- _Problem details_:
Please print the lines from the very first one through the line containing "x-tick-label: SAT <box>314 401 357 426</box>", both included, word for word.

- _Provided material_:
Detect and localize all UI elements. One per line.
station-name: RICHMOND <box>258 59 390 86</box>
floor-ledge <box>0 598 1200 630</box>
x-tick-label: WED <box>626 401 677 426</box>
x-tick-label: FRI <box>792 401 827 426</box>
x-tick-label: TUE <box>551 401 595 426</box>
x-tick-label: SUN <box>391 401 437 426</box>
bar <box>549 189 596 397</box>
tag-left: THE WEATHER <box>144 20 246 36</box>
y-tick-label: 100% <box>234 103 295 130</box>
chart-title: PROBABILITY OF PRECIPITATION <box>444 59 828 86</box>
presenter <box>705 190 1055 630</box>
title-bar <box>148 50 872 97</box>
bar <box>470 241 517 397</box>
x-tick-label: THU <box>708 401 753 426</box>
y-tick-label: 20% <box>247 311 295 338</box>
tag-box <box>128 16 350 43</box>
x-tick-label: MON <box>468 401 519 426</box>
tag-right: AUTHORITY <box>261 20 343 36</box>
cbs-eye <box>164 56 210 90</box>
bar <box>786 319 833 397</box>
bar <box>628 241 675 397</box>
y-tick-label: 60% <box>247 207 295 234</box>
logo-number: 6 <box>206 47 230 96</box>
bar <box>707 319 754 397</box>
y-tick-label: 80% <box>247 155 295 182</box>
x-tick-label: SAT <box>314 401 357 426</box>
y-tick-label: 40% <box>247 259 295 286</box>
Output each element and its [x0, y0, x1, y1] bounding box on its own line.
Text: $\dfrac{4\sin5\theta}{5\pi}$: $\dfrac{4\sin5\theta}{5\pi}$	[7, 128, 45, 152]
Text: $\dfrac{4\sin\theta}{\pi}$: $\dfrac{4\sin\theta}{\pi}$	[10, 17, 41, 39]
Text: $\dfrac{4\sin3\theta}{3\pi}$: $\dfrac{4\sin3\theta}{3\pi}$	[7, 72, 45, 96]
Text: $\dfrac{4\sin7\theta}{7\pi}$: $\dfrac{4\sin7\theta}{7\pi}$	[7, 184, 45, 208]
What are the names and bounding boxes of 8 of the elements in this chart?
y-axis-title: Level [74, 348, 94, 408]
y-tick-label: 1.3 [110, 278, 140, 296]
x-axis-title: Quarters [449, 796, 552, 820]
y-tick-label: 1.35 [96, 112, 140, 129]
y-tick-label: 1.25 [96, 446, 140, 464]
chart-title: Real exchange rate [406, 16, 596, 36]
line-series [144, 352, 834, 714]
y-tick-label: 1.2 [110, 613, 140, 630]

- _Task output_:
Detect and localize all UI elements. One per line.
station-name: RICHMOND <box>258 59 390 86</box>
floor-ledge <box>0 598 1200 630</box>
x-tick-label: WED <box>626 401 677 426</box>
x-tick-label: FRI <box>792 401 827 426</box>
x-tick-label: TUE <box>551 401 595 426</box>
x-tick-label: SUN <box>391 401 437 426</box>
bar <box>549 189 596 397</box>
tag-left: THE WEATHER <box>144 20 246 36</box>
y-tick-label: 100% <box>234 103 295 130</box>
chart-title: PROBABILITY OF PRECIPITATION <box>444 59 828 86</box>
presenter <box>705 190 1055 630</box>
title-bar <box>148 50 872 97</box>
bar <box>470 241 517 397</box>
x-tick-label: THU <box>708 401 753 426</box>
y-tick-label: 20% <box>247 311 295 338</box>
tag-box <box>128 16 350 43</box>
x-tick-label: MON <box>468 401 519 426</box>
tag-right: AUTHORITY <box>261 20 343 36</box>
cbs-eye <box>164 56 210 90</box>
bar <box>786 319 833 397</box>
bar <box>628 241 675 397</box>
y-tick-label: 60% <box>247 207 295 234</box>
logo-number: 6 <box>206 47 230 96</box>
bar <box>707 319 754 397</box>
y-tick-label: 80% <box>247 155 295 182</box>
x-tick-label: SAT <box>314 401 357 426</box>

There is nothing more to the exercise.